**Exercise details**
Here are some records. Copy each one exactly.

**Stored data**
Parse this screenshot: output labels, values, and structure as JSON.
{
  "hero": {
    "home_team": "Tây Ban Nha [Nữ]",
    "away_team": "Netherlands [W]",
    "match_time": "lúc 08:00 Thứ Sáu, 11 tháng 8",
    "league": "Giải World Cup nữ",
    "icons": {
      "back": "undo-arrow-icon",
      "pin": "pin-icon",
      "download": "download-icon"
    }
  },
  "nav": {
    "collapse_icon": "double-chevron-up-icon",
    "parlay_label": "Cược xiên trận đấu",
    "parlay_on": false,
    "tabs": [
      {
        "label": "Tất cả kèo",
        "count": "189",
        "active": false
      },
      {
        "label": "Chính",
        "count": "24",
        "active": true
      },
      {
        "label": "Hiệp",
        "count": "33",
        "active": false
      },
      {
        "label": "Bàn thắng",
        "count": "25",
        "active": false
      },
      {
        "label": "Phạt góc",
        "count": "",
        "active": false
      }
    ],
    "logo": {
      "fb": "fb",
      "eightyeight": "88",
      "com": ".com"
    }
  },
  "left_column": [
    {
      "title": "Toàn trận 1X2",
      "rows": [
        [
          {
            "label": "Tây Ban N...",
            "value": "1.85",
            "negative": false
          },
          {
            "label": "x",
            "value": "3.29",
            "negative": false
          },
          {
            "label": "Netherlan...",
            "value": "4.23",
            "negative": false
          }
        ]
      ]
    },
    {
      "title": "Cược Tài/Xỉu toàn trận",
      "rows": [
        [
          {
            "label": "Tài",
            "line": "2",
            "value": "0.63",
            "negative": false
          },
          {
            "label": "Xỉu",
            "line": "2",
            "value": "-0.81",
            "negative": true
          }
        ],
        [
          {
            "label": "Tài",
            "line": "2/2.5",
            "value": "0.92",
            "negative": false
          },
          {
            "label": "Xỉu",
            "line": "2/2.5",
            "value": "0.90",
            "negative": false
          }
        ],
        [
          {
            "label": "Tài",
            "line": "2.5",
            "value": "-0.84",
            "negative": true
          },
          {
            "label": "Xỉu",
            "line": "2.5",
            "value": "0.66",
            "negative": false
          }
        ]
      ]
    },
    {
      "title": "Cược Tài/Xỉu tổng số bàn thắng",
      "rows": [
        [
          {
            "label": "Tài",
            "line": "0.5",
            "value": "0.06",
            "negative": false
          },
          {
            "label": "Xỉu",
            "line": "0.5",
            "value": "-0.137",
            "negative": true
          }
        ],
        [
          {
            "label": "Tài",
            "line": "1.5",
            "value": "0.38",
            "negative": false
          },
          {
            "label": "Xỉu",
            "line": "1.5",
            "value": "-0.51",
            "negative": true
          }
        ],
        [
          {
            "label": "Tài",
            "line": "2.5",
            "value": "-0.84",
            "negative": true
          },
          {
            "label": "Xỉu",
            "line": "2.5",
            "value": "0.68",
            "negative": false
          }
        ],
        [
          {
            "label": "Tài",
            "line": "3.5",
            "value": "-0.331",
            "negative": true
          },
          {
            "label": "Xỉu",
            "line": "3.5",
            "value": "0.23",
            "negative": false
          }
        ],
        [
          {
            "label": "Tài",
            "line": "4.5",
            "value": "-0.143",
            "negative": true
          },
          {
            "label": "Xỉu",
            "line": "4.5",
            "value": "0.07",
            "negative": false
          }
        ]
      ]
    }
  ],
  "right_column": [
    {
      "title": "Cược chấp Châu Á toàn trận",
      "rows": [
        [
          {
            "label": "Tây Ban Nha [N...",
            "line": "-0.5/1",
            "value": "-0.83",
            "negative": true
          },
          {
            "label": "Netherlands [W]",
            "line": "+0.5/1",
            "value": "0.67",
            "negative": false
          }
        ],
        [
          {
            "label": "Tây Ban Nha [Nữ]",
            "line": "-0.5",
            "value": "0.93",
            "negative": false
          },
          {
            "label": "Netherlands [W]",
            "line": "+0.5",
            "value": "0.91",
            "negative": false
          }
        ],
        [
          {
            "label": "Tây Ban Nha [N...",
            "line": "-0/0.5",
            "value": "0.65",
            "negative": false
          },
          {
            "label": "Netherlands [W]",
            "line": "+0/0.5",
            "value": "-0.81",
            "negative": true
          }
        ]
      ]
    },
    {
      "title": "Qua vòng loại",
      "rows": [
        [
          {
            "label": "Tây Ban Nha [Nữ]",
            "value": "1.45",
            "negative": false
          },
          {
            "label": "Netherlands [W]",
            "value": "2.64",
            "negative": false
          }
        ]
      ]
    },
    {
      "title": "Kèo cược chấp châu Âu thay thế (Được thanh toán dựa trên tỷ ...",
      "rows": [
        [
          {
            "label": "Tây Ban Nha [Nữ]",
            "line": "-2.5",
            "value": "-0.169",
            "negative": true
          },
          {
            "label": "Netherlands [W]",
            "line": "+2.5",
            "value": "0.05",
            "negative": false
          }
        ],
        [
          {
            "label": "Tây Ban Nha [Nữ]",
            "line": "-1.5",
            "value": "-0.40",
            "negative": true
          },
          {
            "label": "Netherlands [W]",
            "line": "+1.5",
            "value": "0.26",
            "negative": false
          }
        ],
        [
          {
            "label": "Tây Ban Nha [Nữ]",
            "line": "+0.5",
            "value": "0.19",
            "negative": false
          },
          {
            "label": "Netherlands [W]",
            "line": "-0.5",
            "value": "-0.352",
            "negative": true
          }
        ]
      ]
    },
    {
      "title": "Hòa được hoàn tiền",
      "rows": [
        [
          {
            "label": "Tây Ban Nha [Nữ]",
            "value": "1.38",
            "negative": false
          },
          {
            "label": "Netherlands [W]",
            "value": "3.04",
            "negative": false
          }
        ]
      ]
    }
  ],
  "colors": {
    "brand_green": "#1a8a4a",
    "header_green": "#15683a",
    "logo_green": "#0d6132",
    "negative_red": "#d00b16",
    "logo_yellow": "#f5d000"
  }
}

**The response**
Parse this screenshot: output labels, values, and structure as JSON.
{
  "hero": {
    "home_team": "Tây Ban Nha [Nữ]",
    "away_team": "Netherlands [W]",
    "match_time": "lúc 08:00 Thứ Sáu, 11 tháng 8",
    "league": "Giải World Cup nữ",
    "icons": {
      "back": "undo-arrow-icon",
      "pin": "pin-icon",
      "download": "download-icon"
    }
  },
  "nav": {
    "collapse_icon": "double-chevron-up-icon",
    "parlay_label": "Cược xiên trận đấu",
    "parlay_on": false,
    "tabs": [
      {
        "label": "Tất cả kèo",
        "count": "189",
        "active": false
      },
      {
        "label": "Chính",
        "count": "24",
        "active": true
      },
      {
        "label": "Hiệp",
        "count": "33",
        "active": false
      },
      {
        "label": "Bàn thắng",
        "count": "25",
        "active": false
      },
      {
        "label": "Phạt góc",
        "count": "",
        "active": false
      }
    ],
    "logo": {
      "fb": "fb",
      "eightyeight": "88",
      "com": ".com"
    }
  },
  "left_column": [
    {
      "title": "Toàn trận 1X2",
      "rows": [
        [
          {
            "label": "Tây Ban N...",
            "value": "1.85",
            "negative": false
          },
          {
            "label": "x",
            "value": "3.29",
            "negative": false
          },
          {
            "label": "Netherlan...",
            "value": "4.23",
            "negative": false
          }
        ]
      ]
    },
    {
      "title": "Cược Tài/Xỉu toàn trận",
      "rows": [
        [
          {
            "label": "Tài",
            "line": "2",
            "value": "0.63",
            "negative": false
          },
          {
            "label": "Xỉu",
            "line": "2",
            "value": "-0.81",
            "negative": true
          }
        ],
        [
          {
            "label": "Tài",
            "line": "2/2.5",
            "value": "0.92",
            "negative": false
          },
          {
            "label": "Xỉu",
            "line": "2/2.5",
            "value": "0.90",
            "negative": false
          }
        ],
        [
          {
            "label": "Tài",
            "line": "2.5",
            "value": "-0.84",
            "negative": true
          },
          {
            "label": "Xỉu",
            "line": "2.5",
            "value": "0.66",
            "negative": false
          }
        ]
      ]
    },
    {
      "title": "Cược Tài/Xỉu tổng số bàn thắng",
      "rows": [
        [
          {
            "label": "Tài",
            "line": "0.5",
            "value": "0.06",
            "negative": false
          },
          {
            "label": "Xỉu",
            "line": "0.5",
            "value": "-0.137",
            "negative": true
          }
        ],
        [
          {
            "label": "Tài",
            "line": "1.5",
            "value": "0.38",
            "negative": false
          },
          {
            "label": "Xỉu",
            "line": "1.5",
            "value": "-0.51",
            "negative": true
          }
        ],
        [
          {
            "label": "Tài",
            "line": "2.5",
            "value": "-0.84",
            "negative": true
          },
          {
            "label": "Xỉu",
            "line": "2.5",
            "value": "0.68",
            "negative": false
          }
        ],
        [
          {
            "label": "Tài",
            "line": "3.5",
            "value": "-0.331",
            "negative": true
          },
          {
            "label": "Xỉu",
            "line": "3.5",
            "value": "0.23",
            "negative": false
          }
        ],
        [
          {
            "label": "Tài",
            "line": "4.5",
            "value": "-0.143",
            "negative": true
          },
          {
            "label": "Xỉu",
            "line": "4.5",
            "value": "0.07",
            "negative": false
          }
        ]
      ]
    }
  ],
  "right_column": [
    {
      "title": "Cược chấp Châu Á toàn trận",
      "rows": [
        [
          {
            "label": "Tây Ban Nha [N...",
            "line": "-0.5/1",
            "value": "-0.83",
            "negative": true
          },
          {
            "label": "Netherlands [W]",
            "line": "+0.5/1",
            "value": "0.67",
            "negative": false
          }
        ],
        [
          {
            "label": "Tây Ban Nha [Nữ]",
            "line": "-0.5",
            "value": "0.93",
            "negative": false
          },
          {
            "label": "Netherlands [W]",
            "line": "+0.5",
            "value": "0.91",
            "negative": false
          }
        ],
        [
          {
            "label": "Tây Ban Nha [N...",
            "line": "-0/0.5",
            "value": "0.65",
            "negative": false
          },
          {
            "label": "Netherlands [W]",
            "line": "+0/0.5",
            "value": "-0.81",
            "negative": true
          }
        ]
      ]
    },
    {
      "title": "Qua vòng loại",
      "rows": [
        [
          {
            "label": "Tây Ban Nha [Nữ]",
            "value": "1.45",
            "negative": false
          },
          {
            "label": "Netherlands [W]",
            "value": "2.64",
            "negative": false
          }
        ]
      ]
    },
    {
      "title": "Kèo cược chấp châu Âu thay thế (Được thanh toán dựa trên tỷ ...",
      "rows": [
        [
          {
            "label": "Tây Ban Nha [Nữ]",
            "line": "-2.5",
            "value": "-0.169",
            "negative": true
          },
          {
            "label": "Netherlands [W]",
            "line": "+2.5",
            "value": "0.05",
            "negative": false
          }
        ],
        [
          {
            "label": "Tây Ban Nha [Nữ]",
            "line": "-1.5",
            "value": "-0.40",
            "negative": true
          },
          {
            "label": "Netherlands [W]",
            "line": "+1.5",
            "value": "0.26",
            "negative": false
          }
        ],
        [
          {
            "label": "Tây Ban Nha [Nữ]",
            "line": "+0.5",
            "value": "0.19",
            "negative": false
          },
          {
            "label": "Netherlands [W]",
            "line": "-0.5",
            "value": "-0.352",
            "negative": true
          }
        ]
      ]
    },
    {
      "title": "Hòa được hoàn tiền",
      "rows": [
        [
          {
            "label": "Tây Ban Nha [Nữ]",
            "value": "1.38",
            "negative": false
          },
          {
            "label": "Netherlands [W]",
            "value": "3.04",
            "negative": false
          }
        ]
      ]
    }
  ],
  "colors": {
    "brand_green": "#1a8a4a",
    "header_green": "#15683a",
    "logo_green": "#0d6132",
    "negative_red": "#d00b16",
    "logo_yellow": "#f5d000"
  }
}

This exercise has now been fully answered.